**EXERCISE**
Reproduce the listing below with every occurrence of "text-run" changed to "text-span", leaving all other text exactly the same.

— Start RECORDS —

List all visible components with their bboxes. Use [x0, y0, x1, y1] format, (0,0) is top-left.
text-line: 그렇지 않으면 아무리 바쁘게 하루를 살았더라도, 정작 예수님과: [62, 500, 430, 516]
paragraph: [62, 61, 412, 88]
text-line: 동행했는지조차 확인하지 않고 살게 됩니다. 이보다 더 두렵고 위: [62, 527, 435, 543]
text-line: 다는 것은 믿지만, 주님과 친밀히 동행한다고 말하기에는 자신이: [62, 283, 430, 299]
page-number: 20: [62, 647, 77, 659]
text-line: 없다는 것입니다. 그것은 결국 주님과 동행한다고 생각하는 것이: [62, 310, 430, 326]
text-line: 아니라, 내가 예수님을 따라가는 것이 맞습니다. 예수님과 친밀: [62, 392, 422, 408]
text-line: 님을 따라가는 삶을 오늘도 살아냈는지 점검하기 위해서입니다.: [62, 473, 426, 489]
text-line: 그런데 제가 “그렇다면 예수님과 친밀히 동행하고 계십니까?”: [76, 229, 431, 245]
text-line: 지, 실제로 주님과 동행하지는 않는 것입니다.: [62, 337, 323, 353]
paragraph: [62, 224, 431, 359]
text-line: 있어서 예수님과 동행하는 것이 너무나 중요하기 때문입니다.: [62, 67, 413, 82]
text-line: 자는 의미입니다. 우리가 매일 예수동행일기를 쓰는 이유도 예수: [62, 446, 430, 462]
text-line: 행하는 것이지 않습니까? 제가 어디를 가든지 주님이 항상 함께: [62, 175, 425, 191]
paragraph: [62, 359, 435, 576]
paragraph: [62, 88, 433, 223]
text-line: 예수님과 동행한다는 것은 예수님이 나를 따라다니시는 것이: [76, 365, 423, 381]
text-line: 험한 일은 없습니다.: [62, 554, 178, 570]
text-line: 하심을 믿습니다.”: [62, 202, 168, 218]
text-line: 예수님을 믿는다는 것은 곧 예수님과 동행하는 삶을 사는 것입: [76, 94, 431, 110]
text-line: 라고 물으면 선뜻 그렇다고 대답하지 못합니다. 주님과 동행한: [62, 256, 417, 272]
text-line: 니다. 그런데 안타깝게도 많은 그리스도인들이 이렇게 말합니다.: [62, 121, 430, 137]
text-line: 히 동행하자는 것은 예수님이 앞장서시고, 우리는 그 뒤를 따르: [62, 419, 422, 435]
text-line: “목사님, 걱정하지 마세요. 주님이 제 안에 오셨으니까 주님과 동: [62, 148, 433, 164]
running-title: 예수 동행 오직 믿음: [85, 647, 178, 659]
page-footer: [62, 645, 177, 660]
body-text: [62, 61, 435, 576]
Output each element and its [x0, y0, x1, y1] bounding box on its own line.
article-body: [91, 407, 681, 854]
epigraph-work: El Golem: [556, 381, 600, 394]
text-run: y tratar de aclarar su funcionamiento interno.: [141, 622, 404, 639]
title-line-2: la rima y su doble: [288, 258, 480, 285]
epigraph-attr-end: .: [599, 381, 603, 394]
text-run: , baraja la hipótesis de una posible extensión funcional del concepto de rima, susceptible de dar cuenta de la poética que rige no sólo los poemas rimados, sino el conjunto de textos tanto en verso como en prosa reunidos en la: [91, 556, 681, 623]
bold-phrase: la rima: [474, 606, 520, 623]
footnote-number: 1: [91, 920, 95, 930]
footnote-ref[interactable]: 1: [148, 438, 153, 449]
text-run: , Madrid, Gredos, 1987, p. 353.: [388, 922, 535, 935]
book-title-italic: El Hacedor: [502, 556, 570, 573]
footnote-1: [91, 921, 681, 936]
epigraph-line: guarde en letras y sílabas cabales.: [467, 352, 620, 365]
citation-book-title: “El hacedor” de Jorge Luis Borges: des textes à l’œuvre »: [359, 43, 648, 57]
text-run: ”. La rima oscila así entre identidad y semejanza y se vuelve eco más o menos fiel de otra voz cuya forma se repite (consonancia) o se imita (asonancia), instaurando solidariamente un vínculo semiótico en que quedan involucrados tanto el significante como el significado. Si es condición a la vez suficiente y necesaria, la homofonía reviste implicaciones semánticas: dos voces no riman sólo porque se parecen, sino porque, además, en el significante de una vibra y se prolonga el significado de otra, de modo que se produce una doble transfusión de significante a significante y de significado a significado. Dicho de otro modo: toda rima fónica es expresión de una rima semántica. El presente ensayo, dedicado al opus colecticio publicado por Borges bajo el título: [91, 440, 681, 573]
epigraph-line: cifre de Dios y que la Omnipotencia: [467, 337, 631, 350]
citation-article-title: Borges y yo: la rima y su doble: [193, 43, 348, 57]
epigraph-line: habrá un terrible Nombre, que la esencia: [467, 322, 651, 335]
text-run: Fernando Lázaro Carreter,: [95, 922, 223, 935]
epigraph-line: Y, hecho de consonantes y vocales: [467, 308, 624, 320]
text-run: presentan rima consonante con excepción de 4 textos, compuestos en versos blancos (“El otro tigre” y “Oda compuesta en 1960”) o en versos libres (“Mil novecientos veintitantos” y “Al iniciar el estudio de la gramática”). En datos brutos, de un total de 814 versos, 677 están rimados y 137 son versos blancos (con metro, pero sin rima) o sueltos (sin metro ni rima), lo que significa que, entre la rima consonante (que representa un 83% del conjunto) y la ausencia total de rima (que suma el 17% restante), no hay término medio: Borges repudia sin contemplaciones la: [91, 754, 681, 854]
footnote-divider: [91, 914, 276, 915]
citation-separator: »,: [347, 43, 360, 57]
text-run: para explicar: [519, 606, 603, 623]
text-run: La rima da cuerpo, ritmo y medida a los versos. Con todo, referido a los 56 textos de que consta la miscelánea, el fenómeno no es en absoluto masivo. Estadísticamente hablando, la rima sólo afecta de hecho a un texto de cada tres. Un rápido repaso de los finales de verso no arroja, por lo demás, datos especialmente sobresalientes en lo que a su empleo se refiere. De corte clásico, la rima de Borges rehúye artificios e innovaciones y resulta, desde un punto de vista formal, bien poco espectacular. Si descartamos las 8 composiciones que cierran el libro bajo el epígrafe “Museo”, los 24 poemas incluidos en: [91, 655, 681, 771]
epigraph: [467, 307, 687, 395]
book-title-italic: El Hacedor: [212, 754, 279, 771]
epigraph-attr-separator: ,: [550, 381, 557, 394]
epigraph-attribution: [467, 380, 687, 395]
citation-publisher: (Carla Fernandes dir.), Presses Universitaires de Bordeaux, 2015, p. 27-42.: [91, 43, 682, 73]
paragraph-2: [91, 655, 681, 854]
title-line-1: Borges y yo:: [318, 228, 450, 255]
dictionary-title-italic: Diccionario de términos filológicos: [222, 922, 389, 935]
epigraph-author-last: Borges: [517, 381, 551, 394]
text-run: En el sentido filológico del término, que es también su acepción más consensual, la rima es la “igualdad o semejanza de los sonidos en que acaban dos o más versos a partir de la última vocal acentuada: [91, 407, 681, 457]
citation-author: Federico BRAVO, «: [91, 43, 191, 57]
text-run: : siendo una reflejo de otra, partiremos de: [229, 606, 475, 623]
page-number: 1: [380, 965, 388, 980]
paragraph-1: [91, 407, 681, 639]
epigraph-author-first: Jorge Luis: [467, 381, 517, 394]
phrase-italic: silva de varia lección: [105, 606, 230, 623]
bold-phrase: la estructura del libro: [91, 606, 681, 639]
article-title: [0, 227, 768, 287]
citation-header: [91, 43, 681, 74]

— End RECORDS —

**RESPONSE**
List all visible components with their bboxes. Use [x0, y0, x1, y1] format, (0,0) is top-left.
text-line: 그렇지 않으면 아무리 바쁘게 하루를 살았더라도, 정작 예수님과: [62, 500, 430, 516]
paragraph: [62, 61, 412, 88]
text-line: 동행했는지조차 확인하지 않고 살게 됩니다. 이보다 더 두렵고 위: [62, 527, 435, 543]
text-line: 다는 것은 믿지만, 주님과 친밀히 동행한다고 말하기에는 자신이: [62, 283, 430, 299]
page-number: 20: [62, 647, 77, 659]
text-line: 없다는 것입니다. 그것은 결국 주님과 동행한다고 생각하는 것이: [62, 310, 430, 326]
text-line: 아니라, 내가 예수님을 따라가는 것이 맞습니다. 예수님과 친밀: [62, 392, 422, 408]
text-line: 님을 따라가는 삶을 오늘도 살아냈는지 점검하기 위해서입니다.: [62, 473, 426, 489]
text-line: 그런데 제가 “그렇다면 예수님과 친밀히 동행하고 계십니까?”: [76, 229, 431, 245]
text-line: 지, 실제로 주님과 동행하지는 않는 것입니다.: [62, 337, 323, 353]
paragraph: [62, 224, 431, 359]
text-line: 있어서 예수님과 동행하는 것이 너무나 중요하기 때문입니다.: [62, 67, 413, 82]
text-line: 자는 의미입니다. 우리가 매일 예수동행일기를 쓰는 이유도 예수: [62, 446, 430, 462]
text-line: 행하는 것이지 않습니까? 제가 어디를 가든지 주님이 항상 함께: [62, 175, 425, 191]
paragraph: [62, 359, 435, 576]
paragraph: [62, 88, 433, 223]
text-line: 예수님과 동행한다는 것은 예수님이 나를 따라다니시는 것이: [76, 365, 423, 381]
text-line: 험한 일은 없습니다.: [62, 554, 178, 570]
text-line: 하심을 믿습니다.”: [62, 202, 168, 218]
text-line: 예수님을 믿는다는 것은 곧 예수님과 동행하는 삶을 사는 것입: [76, 94, 431, 110]
text-line: 라고 물으면 선뜻 그렇다고 대답하지 못합니다. 주님과 동행한: [62, 256, 417, 272]
text-line: 니다. 그런데 안타깝게도 많은 그리스도인들이 이렇게 말합니다.: [62, 121, 430, 137]
text-line: 히 동행하자는 것은 예수님이 앞장서시고, 우리는 그 뒤를 따르: [62, 419, 422, 435]
text-line: “목사님, 걱정하지 마세요. 주님이 제 안에 오셨으니까 주님과 동: [62, 148, 433, 164]
running-title: 예수 동행 오직 믿음: [85, 647, 178, 659]
page-footer: [62, 645, 177, 660]
body-text: [62, 61, 435, 576]
Output each element and its [x0, y0, x1, y1] bounding box on its own line.
article-body: [91, 407, 681, 854]
epigraph-work: El Golem: [556, 381, 600, 394]
text-span: y tratar de aclarar su funcionamiento interno.: [141, 622, 404, 639]
title-line-2: la rima y su doble: [288, 258, 480, 285]
epigraph-attr-end: .: [599, 381, 603, 394]
text-span: , baraja la hipótesis de una posible extensión funcional del concepto de rima, susceptible de dar cuenta de la poética que rige no sólo los poemas rimados, sino el conjunto de textos tanto en verso como en prosa reunidos en la: [91, 556, 681, 623]
bold-phrase: la rima: [474, 606, 520, 623]
footnote-number: 1: [91, 920, 95, 930]
footnote-ref[interactable]: 1: [148, 438, 153, 449]
text-span: , Madrid, Gredos, 1987, p. 353.: [388, 922, 535, 935]
book-title-italic: El Hacedor: [502, 556, 570, 573]
footnote-1: [91, 921, 681, 936]
epigraph-line: guarde en letras y sílabas cabales.: [467, 352, 620, 365]
citation-book-title: “El hacedor” de Jorge Luis Borges: des textes à l’œuvre »: [359, 43, 648, 57]
text-span: ”. La rima oscila así entre identidad y semejanza y se vuelve eco más o menos fiel de otra voz cuya forma se repite (consonancia) o se imita (asonancia), instaurando solidariamente un vínculo semiótico en que quedan involucrados tanto el significante como el significado. Si es condición a la vez suficiente y necesaria, la homofonía reviste implicaciones semánticas: dos voces no riman sólo porque se parecen, sino porque, además, en el significante de una vibra y se prolonga el significado de otra, de modo que se produce una doble transfusión de significante a significante y de significado a significado. Dicho de otro modo: toda rima fónica es expresión de una rima semántica. El presente ensayo, dedicado al opus colecticio publicado por Borges bajo el título: [91, 440, 681, 573]
epigraph-line: cifre de Dios y que la Omnipotencia: [467, 337, 631, 350]
citation-article-title: Borges y yo: la rima y su doble: [193, 43, 348, 57]
epigraph-line: habrá un terrible Nombre, que la esencia: [467, 322, 651, 335]
text-span: Fernando Lázaro Carreter,: [95, 922, 223, 935]
epigraph-line: Y, hecho de consonantes y vocales: [467, 308, 624, 320]
text-span: presentan rima consonante con excepción de 4 textos, compuestos en versos blancos (“El otro tigre” y “Oda compuesta en 1960”) o en versos libres (“Mil novecientos veintitantos” y “Al iniciar el estudio de la gramática”). En datos brutos, de un total de 814 versos, 677 están rimados y 137 son versos blancos (con metro, pero sin rima) o sueltos (sin metro ni rima), lo que significa que, entre la rima consonante (que representa un 83% del conjunto) y la ausencia total de rima (que suma el 17% restante), no hay término medio: Borges repudia sin contemplaciones la: [91, 754, 681, 854]
footnote-divider: [91, 914, 276, 915]
citation-separator: »,: [347, 43, 360, 57]
text-span: para explicar: [519, 606, 603, 623]
text-span: La rima da cuerpo, ritmo y medida a los versos. Con todo, referido a los 56 textos de que consta la miscelánea, el fenómeno no es en absoluto masivo. Estadísticamente hablando, la rima sólo afecta de hecho a un texto de cada tres. Un rápido repaso de los finales de verso no arroja, por lo demás, datos especialmente sobresalientes en lo que a su empleo se refiere. De corte clásico, la rima de Borges rehúye artificios e innovaciones y resulta, desde un punto de vista formal, bien poco espectacular. Si descartamos las 8 composiciones que cierran el libro bajo el epígrafe “Museo”, los 24 poemas incluidos en: [91, 655, 681, 771]
epigraph: [467, 307, 687, 395]
book-title-italic: El Hacedor: [212, 754, 279, 771]
epigraph-attr-separator: ,: [550, 381, 557, 394]
epigraph-attribution: [467, 380, 687, 395]
citation-publisher: (Carla Fernandes dir.), Presses Universitaires de Bordeaux, 2015, p. 27-42.: [91, 43, 682, 73]
paragraph-2: [91, 655, 681, 854]
title-line-1: Borges y yo:: [318, 228, 450, 255]
dictionary-title-italic: Diccionario de términos filológicos: [222, 922, 389, 935]
epigraph-author-last: Borges: [517, 381, 551, 394]
text-span: En el sentido filológico del término, que es también su acepción más consensual, la rima es la “igualdad o semejanza de los sonidos en que acaban dos o más versos a partir de la última vocal acentuada: [91, 407, 681, 457]
citation-author: Federico BRAVO, «: [91, 43, 191, 57]
text-span: : siendo una reflejo de otra, partiremos de: [229, 606, 475, 623]
page-number: 1: [380, 965, 388, 980]
paragraph-1: [91, 407, 681, 639]
epigraph-author-first: Jorge Luis: [467, 381, 517, 394]
phrase-italic: silva de varia lección: [105, 606, 230, 623]
bold-phrase: la estructura del libro: [91, 606, 681, 639]
article-title: [0, 227, 768, 287]
citation-header: [91, 43, 681, 74]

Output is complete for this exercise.